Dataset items
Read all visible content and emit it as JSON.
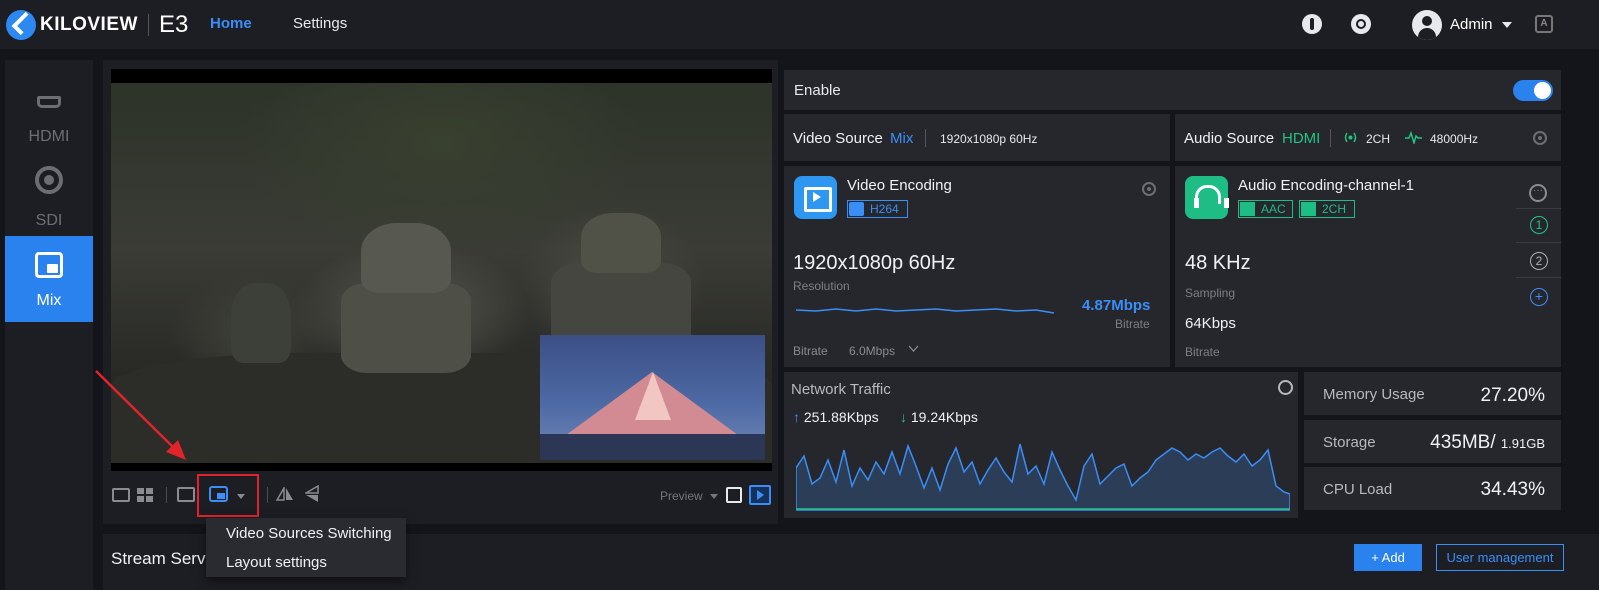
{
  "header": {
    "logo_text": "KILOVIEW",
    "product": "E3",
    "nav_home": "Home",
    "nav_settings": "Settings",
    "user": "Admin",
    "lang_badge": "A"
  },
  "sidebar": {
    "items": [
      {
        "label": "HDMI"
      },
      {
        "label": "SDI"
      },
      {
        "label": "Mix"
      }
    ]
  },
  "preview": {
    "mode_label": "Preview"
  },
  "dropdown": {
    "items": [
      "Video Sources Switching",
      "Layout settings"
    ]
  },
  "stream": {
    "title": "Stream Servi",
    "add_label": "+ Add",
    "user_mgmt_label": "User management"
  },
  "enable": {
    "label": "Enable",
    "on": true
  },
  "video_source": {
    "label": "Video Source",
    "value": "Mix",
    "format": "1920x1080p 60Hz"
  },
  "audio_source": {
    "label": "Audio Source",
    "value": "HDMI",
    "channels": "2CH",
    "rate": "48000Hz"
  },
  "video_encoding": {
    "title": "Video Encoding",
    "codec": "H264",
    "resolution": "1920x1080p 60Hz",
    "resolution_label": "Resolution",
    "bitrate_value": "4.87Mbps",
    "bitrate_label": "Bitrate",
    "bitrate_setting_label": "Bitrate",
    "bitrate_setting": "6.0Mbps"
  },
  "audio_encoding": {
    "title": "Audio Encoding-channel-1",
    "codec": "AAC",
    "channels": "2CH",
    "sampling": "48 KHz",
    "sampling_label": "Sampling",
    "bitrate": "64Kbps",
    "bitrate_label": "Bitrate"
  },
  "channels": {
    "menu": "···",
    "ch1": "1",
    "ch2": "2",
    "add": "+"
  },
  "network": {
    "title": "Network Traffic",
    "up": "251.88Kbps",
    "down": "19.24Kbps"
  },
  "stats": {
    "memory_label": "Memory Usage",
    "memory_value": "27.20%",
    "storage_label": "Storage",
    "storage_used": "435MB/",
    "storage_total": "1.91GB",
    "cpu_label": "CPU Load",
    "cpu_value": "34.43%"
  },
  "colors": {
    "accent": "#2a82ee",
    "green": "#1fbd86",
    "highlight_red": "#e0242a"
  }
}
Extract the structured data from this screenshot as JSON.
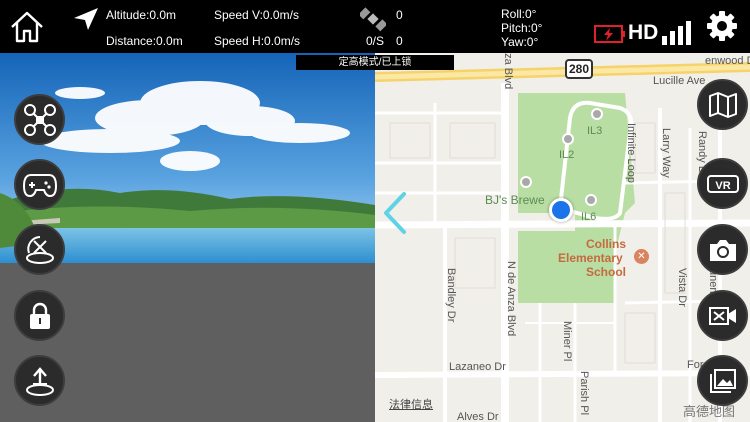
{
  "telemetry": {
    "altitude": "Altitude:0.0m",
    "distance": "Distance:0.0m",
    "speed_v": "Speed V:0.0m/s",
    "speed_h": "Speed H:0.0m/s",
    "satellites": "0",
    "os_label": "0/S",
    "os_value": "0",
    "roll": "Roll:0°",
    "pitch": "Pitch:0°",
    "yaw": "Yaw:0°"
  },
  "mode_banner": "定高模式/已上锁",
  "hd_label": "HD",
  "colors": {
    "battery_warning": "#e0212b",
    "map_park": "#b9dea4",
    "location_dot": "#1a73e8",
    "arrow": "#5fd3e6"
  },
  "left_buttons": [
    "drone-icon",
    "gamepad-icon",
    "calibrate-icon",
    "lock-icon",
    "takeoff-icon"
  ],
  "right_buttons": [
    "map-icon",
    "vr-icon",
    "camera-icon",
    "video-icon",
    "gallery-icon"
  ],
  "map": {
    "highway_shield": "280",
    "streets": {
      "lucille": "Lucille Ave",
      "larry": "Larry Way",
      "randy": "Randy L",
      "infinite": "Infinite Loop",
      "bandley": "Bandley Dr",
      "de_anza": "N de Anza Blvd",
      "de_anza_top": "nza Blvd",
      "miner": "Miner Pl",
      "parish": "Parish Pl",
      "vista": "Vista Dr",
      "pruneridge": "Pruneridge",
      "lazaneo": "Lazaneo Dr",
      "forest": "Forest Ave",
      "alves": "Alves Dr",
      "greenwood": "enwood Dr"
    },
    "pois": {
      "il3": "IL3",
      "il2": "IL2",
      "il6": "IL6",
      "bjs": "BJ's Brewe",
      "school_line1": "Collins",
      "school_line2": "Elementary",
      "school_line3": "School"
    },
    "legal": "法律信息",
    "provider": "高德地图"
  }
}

▶ [Stated goal]
Restate the records above in full, word for word. Keep pictures out.

▶ [Task solution]
Read all visible content and emit it as JSON.
{
  "header": {
    "logo_text": "KILOVIEW",
    "product": "E3",
    "nav_home": "Home",
    "nav_settings": "Settings",
    "user": "Admin",
    "lang_badge": "A"
  },
  "sidebar": {
    "items": [
      {
        "label": "HDMI"
      },
      {
        "label": "SDI"
      },
      {
        "label": "Mix"
      }
    ]
  },
  "preview": {
    "mode_label": "Preview"
  },
  "dropdown": {
    "items": [
      "Video Sources Switching",
      "Layout settings"
    ]
  },
  "stream": {
    "title": "Stream Servi",
    "add_label": "+ Add",
    "user_mgmt_label": "User management"
  },
  "enable": {
    "label": "Enable",
    "on": true
  },
  "video_source": {
    "label": "Video Source",
    "value": "Mix",
    "format": "1920x1080p 60Hz"
  },
  "audio_source": {
    "label": "Audio Source",
    "value": "HDMI",
    "channels": "2CH",
    "rate": "48000Hz"
  },
  "video_encoding": {
    "title": "Video Encoding",
    "codec": "H264",
    "resolution": "1920x1080p 60Hz",
    "resolution_label": "Resolution",
    "bitrate_value": "4.87Mbps",
    "bitrate_label": "Bitrate",
    "bitrate_setting_label": "Bitrate",
    "bitrate_setting": "6.0Mbps"
  },
  "audio_encoding": {
    "title": "Audio Encoding-channel-1",
    "codec": "AAC",
    "channels": "2CH",
    "sampling": "48 KHz",
    "sampling_label": "Sampling",
    "bitrate": "64Kbps",
    "bitrate_label": "Bitrate"
  },
  "channels": {
    "menu": "···",
    "ch1": "1",
    "ch2": "2",
    "add": "+"
  },
  "network": {
    "title": "Network Traffic",
    "up": "251.88Kbps",
    "down": "19.24Kbps"
  },
  "stats": {
    "memory_label": "Memory Usage",
    "memory_value": "27.20%",
    "storage_label": "Storage",
    "storage_used": "435MB/",
    "storage_total": "1.91GB",
    "cpu_label": "CPU Load",
    "cpu_value": "34.43%"
  },
  "colors": {
    "accent": "#2a82ee",
    "green": "#1fbd86",
    "highlight_red": "#e0242a"
  }
}
Extract the structured data from this screenshot as JSON.
{
  "telemetry": {
    "altitude": "Altitude:0.0m",
    "distance": "Distance:0.0m",
    "speed_v": "Speed V:0.0m/s",
    "speed_h": "Speed H:0.0m/s",
    "satellites": "0",
    "os_label": "0/S",
    "os_value": "0",
    "roll": "Roll:0°",
    "pitch": "Pitch:0°",
    "yaw": "Yaw:0°"
  },
  "mode_banner": "定高模式/已上锁",
  "hd_label": "HD",
  "colors": {
    "battery_warning": "#e0212b",
    "map_park": "#b9dea4",
    "location_dot": "#1a73e8",
    "arrow": "#5fd3e6"
  },
  "left_buttons": [
    "drone-icon",
    "gamepad-icon",
    "calibrate-icon",
    "lock-icon",
    "takeoff-icon"
  ],
  "right_buttons": [
    "map-icon",
    "vr-icon",
    "camera-icon",
    "video-icon",
    "gallery-icon"
  ],
  "map": {
    "highway_shield": "280",
    "streets": {
      "lucille": "Lucille Ave",
      "larry": "Larry Way",
      "randy": "Randy L",
      "infinite": "Infinite Loop",
      "bandley": "Bandley Dr",
      "de_anza": "N de Anza Blvd",
      "de_anza_top": "nza Blvd",
      "miner": "Miner Pl",
      "parish": "Parish Pl",
      "vista": "Vista Dr",
      "pruneridge": "Pruneridge",
      "lazaneo": "Lazaneo Dr",
      "forest": "Forest Ave",
      "alves": "Alves Dr",
      "greenwood": "enwood Dr"
    },
    "pois": {
      "il3": "IL3",
      "il2": "IL2",
      "il6": "IL6",
      "bjs": "BJ's Brewe",
      "school_line1": "Collins",
      "school_line2": "Elementary",
      "school_line3": "School"
    },
    "legal": "法律信息",
    "provider": "高德地图"
  }
}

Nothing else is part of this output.